### Supplied records
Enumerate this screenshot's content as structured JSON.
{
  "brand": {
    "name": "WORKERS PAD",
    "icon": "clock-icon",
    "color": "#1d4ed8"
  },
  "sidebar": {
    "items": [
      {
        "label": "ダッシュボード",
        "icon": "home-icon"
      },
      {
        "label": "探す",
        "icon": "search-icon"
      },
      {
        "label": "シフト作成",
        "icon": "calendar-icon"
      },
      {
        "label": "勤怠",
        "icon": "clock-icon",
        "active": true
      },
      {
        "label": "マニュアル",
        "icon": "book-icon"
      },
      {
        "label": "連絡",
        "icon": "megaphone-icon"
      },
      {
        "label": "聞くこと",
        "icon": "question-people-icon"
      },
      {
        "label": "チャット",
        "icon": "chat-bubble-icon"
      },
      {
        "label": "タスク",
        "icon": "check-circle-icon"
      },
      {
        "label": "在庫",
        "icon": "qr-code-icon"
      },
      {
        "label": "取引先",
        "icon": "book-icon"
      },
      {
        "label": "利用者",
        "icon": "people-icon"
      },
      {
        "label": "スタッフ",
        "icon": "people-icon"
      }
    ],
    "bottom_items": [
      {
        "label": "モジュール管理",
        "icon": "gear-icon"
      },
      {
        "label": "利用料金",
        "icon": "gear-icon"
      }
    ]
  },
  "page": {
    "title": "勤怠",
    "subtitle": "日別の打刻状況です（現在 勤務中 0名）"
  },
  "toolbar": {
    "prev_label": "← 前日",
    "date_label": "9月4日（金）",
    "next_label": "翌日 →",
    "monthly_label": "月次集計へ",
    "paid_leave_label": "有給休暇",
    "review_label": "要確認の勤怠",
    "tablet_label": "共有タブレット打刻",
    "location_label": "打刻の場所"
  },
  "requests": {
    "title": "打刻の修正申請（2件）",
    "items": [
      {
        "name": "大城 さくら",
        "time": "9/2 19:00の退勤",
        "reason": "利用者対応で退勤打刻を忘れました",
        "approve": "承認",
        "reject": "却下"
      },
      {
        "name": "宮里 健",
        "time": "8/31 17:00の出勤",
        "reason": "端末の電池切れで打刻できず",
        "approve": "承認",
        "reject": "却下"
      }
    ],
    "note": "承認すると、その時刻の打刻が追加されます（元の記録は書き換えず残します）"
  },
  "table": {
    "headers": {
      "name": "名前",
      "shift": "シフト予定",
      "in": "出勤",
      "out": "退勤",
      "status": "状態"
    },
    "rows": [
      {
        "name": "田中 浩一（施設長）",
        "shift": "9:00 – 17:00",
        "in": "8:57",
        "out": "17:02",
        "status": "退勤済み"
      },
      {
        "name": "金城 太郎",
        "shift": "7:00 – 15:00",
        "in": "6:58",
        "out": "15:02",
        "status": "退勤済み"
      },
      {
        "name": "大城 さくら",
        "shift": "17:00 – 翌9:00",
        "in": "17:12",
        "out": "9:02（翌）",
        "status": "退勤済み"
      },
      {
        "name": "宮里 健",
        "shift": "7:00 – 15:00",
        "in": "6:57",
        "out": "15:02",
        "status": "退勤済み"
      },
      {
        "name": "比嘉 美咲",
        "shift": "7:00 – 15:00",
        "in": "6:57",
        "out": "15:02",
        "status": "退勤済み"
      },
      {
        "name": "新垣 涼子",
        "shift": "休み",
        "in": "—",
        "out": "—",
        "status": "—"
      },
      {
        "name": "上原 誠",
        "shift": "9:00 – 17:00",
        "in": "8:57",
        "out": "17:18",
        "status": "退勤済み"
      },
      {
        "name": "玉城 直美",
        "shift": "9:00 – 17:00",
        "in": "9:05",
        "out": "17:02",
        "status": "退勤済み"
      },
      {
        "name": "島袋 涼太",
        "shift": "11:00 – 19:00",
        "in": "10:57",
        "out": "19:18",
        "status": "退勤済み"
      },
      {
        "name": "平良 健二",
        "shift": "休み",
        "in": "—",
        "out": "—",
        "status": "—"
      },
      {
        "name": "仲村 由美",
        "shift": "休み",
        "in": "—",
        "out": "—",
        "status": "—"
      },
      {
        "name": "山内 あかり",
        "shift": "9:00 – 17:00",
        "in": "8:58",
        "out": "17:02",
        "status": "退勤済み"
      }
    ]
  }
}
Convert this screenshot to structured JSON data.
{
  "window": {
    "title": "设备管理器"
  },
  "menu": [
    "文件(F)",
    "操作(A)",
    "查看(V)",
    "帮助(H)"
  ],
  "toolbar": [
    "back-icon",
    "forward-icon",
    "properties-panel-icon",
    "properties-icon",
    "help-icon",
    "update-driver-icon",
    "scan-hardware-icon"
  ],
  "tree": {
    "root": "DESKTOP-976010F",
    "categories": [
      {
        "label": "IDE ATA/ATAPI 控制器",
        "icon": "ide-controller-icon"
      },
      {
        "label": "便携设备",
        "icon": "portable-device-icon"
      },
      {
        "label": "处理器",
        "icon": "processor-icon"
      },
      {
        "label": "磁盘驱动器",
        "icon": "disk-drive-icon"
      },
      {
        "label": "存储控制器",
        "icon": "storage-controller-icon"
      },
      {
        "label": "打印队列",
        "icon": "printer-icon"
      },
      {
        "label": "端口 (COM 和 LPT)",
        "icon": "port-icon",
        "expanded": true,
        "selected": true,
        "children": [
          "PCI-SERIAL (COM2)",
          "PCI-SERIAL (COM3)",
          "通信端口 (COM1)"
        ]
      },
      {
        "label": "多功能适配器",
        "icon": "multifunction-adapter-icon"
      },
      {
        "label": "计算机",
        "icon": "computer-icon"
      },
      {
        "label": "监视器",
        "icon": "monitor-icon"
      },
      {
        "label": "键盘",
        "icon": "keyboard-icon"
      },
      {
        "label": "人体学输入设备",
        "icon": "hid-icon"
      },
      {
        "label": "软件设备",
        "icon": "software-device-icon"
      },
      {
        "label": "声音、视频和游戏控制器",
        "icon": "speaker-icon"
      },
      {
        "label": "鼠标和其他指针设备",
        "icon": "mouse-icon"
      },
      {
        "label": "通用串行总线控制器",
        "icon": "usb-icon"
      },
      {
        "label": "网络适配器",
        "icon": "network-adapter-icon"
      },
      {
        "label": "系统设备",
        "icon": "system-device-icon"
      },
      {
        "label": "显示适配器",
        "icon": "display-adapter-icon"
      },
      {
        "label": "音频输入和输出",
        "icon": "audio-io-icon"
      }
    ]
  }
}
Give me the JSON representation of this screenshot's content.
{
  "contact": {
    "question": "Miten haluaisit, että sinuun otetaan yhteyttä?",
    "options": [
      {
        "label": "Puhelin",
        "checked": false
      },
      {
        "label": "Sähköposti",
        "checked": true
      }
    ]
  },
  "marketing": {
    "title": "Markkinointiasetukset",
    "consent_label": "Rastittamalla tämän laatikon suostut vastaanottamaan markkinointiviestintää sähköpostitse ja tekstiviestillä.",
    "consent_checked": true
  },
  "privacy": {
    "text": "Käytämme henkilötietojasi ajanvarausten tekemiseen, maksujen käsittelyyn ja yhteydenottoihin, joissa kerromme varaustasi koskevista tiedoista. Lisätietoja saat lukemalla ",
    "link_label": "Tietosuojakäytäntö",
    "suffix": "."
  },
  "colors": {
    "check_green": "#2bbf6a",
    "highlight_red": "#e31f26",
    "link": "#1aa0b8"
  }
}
######
# Exercise objective
Give back the whole listing, word for word.

# Exercise result
Enumerate this screenshot's content as structured JSON.
{
  "brand": {
    "name": "WORKERS PAD",
    "icon": "clock-icon",
    "color": "#1d4ed8"
  },
  "sidebar": {
    "items": [
      {
        "label": "ダッシュボード",
        "icon": "home-icon"
      },
      {
        "label": "探す",
        "icon": "search-icon"
      },
      {
        "label": "シフト作成",
        "icon": "calendar-icon"
      },
      {
        "label": "勤怠",
        "icon": "clock-icon",
        "active": true
      },
      {
        "label": "マニュアル",
        "icon": "book-icon"
      },
      {
        "label": "連絡",
        "icon": "megaphone-icon"
      },
      {
        "label": "聞くこと",
        "icon": "question-people-icon"
      },
      {
        "label": "チャット",
        "icon": "chat-bubble-icon"
      },
      {
        "label": "タスク",
        "icon": "check-circle-icon"
      },
      {
        "label": "在庫",
        "icon": "qr-code-icon"
      },
      {
        "label": "取引先",
        "icon": "book-icon"
      },
      {
        "label": "利用者",
        "icon": "people-icon"
      },
      {
        "label": "スタッフ",
        "icon": "people-icon"
      }
    ],
    "bottom_items": [
      {
        "label": "モジュール管理",
        "icon": "gear-icon"
      },
      {
        "label": "利用料金",
        "icon": "gear-icon"
      }
    ]
  },
  "page": {
    "title": "勤怠",
    "subtitle": "日別の打刻状況です（現在 勤務中 0名）"
  },
  "toolbar": {
    "prev_label": "← 前日",
    "date_label": "9月4日（金）",
    "next_label": "翌日 →",
    "monthly_label": "月次集計へ",
    "paid_leave_label": "有給休暇",
    "review_label": "要確認の勤怠",
    "tablet_label": "共有タブレット打刻",
    "location_label": "打刻の場所"
  },
  "requests": {
    "title": "打刻の修正申請（2件）",
    "items": [
      {
        "name": "大城 さくら",
        "time": "9/2 19:00の退勤",
        "reason": "利用者対応で退勤打刻を忘れました",
        "approve": "承認",
        "reject": "却下"
      },
      {
        "name": "宮里 健",
        "time": "8/31 17:00の出勤",
        "reason": "端末の電池切れで打刻できず",
        "approve": "承認",
        "reject": "却下"
      }
    ],
    "note": "承認すると、その時刻の打刻が追加されます（元の記録は書き換えず残します）"
  },
  "table": {
    "headers": {
      "name": "名前",
      "shift": "シフト予定",
      "in": "出勤",
      "out": "退勤",
      "status": "状態"
    },
    "rows": [
      {
        "name": "田中 浩一（施設長）",
        "shift": "9:00 – 17:00",
        "in": "8:57",
        "out": "17:02",
        "status": "退勤済み"
      },
      {
        "name": "金城 太郎",
        "shift": "7:00 – 15:00",
        "in": "6:58",
        "out": "15:02",
        "status": "退勤済み"
      },
      {
        "name": "大城 さくら",
        "shift": "17:00 – 翌9:00",
        "in": "17:12",
        "out": "9:02（翌）",
        "status": "退勤済み"
      },
      {
        "name": "宮里 健",
        "shift": "7:00 – 15:00",
        "in": "6:57",
        "out": "15:02",
        "status": "退勤済み"
      },
      {
        "name": "比嘉 美咲",
        "shift": "7:00 – 15:00",
        "in": "6:57",
        "out": "15:02",
        "status": "退勤済み"
      },
      {
        "name": "新垣 涼子",
        "shift": "休み",
        "in": "—",
        "out": "—",
        "status": "—"
      },
      {
        "name": "上原 誠",
        "shift": "9:00 – 17:00",
        "in": "8:57",
        "out": "17:18",
        "status": "退勤済み"
      },
      {
        "name": "玉城 直美",
        "shift": "9:00 – 17:00",
        "in": "9:05",
        "out": "17:02",
        "status": "退勤済み"
      },
      {
        "name": "島袋 涼太",
        "shift": "11:00 – 19:00",
        "in": "10:57",
        "out": "19:18",
        "status": "退勤済み"
      },
      {
        "name": "平良 健二",
        "shift": "休み",
        "in": "—",
        "out": "—",
        "status": "—"
      },
      {
        "name": "仲村 由美",
        "shift": "休み",
        "in": "—",
        "out": "—",
        "status": "—"
      },
      {
        "name": "山内 あかり",
        "shift": "9:00 – 17:00",
        "in": "8:58",
        "out": "17:02",
        "status": "退勤済み"
      }
    ]
  }
}
Convert this screenshot to structured JSON data.
{
  "window": {
    "title": "设备管理器"
  },
  "menu": [
    "文件(F)",
    "操作(A)",
    "查看(V)",
    "帮助(H)"
  ],
  "toolbar": [
    "back-icon",
    "forward-icon",
    "properties-panel-icon",
    "properties-icon",
    "help-icon",
    "update-driver-icon",
    "scan-hardware-icon"
  ],
  "tree": {
    "root": "DESKTOP-976010F",
    "categories": [
      {
        "label": "IDE ATA/ATAPI 控制器",
        "icon": "ide-controller-icon"
      },
      {
        "label": "便携设备",
        "icon": "portable-device-icon"
      },
      {
        "label": "处理器",
        "icon": "processor-icon"
      },
      {
        "label": "磁盘驱动器",
        "icon": "disk-drive-icon"
      },
      {
        "label": "存储控制器",
        "icon": "storage-controller-icon"
      },
      {
        "label": "打印队列",
        "icon": "printer-icon"
      },
      {
        "label": "端口 (COM 和 LPT)",
        "icon": "port-icon",
        "expanded": true,
        "selected": true,
        "children": [
          "PCI-SERIAL (COM2)",
          "PCI-SERIAL (COM3)",
          "通信端口 (COM1)"
        ]
      },
      {
        "label": "多功能适配器",
        "icon": "multifunction-adapter-icon"
      },
      {
        "label": "计算机",
        "icon": "computer-icon"
      },
      {
        "label": "监视器",
        "icon": "monitor-icon"
      },
      {
        "label": "键盘",
        "icon": "keyboard-icon"
      },
      {
        "label": "人体学输入设备",
        "icon": "hid-icon"
      },
      {
        "label": "软件设备",
        "icon": "software-device-icon"
      },
      {
        "label": "声音、视频和游戏控制器",
        "icon": "speaker-icon"
      },
      {
        "label": "鼠标和其他指针设备",
        "icon": "mouse-icon"
      },
      {
        "label": "通用串行总线控制器",
        "icon": "usb-icon"
      },
      {
        "label": "网络适配器",
        "icon": "network-adapter-icon"
      },
      {
        "label": "系统设备",
        "icon": "system-device-icon"
      },
      {
        "label": "显示适配器",
        "icon": "display-adapter-icon"
      },
      {
        "label": "音频输入和输出",
        "icon": "audio-io-icon"
      }
    ]
  }
}
Give me the JSON representation of this screenshot's content.
{
  "contact": {
    "question": "Miten haluaisit, että sinuun otetaan yhteyttä?",
    "options": [
      {
        "label": "Puhelin",
        "checked": false
      },
      {
        "label": "Sähköposti",
        "checked": true
      }
    ]
  },
  "marketing": {
    "title": "Markkinointiasetukset",
    "consent_label": "Rastittamalla tämän laatikon suostut vastaanottamaan markkinointiviestintää sähköpostitse ja tekstiviestillä.",
    "consent_checked": true
  },
  "privacy": {
    "text": "Käytämme henkilötietojasi ajanvarausten tekemiseen, maksujen käsittelyyn ja yhteydenottoihin, joissa kerromme varaustasi koskevista tiedoista. Lisätietoja saat lukemalla ",
    "link_label": "Tietosuojakäytäntö",
    "suffix": "."
  },
  "colors": {
    "check_green": "#2bbf6a",
    "highlight_red": "#e31f26",
    "link": "#1aa0b8"
  }
}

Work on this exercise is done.